# Records for this exercise start
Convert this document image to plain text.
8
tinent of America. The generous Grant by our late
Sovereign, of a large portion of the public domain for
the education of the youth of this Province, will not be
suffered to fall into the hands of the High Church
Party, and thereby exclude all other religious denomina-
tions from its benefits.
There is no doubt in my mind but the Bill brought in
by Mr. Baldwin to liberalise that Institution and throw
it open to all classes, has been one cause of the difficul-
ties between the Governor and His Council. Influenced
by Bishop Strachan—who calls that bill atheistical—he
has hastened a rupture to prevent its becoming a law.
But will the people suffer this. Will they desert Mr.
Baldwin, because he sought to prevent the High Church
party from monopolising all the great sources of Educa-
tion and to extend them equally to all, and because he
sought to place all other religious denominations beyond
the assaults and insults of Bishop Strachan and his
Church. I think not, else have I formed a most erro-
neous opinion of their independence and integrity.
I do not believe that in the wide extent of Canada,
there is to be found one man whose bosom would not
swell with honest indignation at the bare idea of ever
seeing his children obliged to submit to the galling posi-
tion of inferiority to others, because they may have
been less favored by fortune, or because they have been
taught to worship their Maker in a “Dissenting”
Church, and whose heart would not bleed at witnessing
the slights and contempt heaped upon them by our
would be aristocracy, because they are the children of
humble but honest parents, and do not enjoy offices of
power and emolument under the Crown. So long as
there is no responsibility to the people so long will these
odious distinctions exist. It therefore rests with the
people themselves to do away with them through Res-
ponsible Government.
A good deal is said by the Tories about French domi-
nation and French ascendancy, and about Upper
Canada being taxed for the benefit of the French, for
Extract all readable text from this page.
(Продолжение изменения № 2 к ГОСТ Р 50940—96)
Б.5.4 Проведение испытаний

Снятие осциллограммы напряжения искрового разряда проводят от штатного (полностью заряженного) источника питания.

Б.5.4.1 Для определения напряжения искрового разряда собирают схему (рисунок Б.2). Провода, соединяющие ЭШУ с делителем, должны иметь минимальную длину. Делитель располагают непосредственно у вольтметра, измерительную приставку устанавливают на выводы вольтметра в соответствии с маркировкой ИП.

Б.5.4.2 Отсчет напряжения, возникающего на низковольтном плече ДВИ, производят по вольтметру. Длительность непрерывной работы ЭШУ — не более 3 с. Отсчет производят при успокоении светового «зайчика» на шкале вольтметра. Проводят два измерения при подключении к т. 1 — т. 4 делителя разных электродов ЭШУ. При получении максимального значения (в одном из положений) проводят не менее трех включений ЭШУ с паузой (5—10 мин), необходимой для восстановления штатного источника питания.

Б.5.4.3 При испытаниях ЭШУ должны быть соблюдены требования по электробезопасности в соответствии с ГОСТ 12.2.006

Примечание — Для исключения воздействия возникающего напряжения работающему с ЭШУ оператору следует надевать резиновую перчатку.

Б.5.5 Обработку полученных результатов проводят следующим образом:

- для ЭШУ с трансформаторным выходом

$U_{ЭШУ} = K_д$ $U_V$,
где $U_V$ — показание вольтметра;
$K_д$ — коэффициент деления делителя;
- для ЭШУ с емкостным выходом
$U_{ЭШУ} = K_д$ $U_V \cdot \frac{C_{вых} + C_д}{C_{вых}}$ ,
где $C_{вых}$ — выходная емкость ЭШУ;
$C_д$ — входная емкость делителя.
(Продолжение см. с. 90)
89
# Records for this exercise end
Which lines hold the word "Продолжение"? Copy all of them.

## [Expected output]
(Продолжение изменения № 2 к ГОСТ Р 50940—96)
(Продолжение см. с. 90)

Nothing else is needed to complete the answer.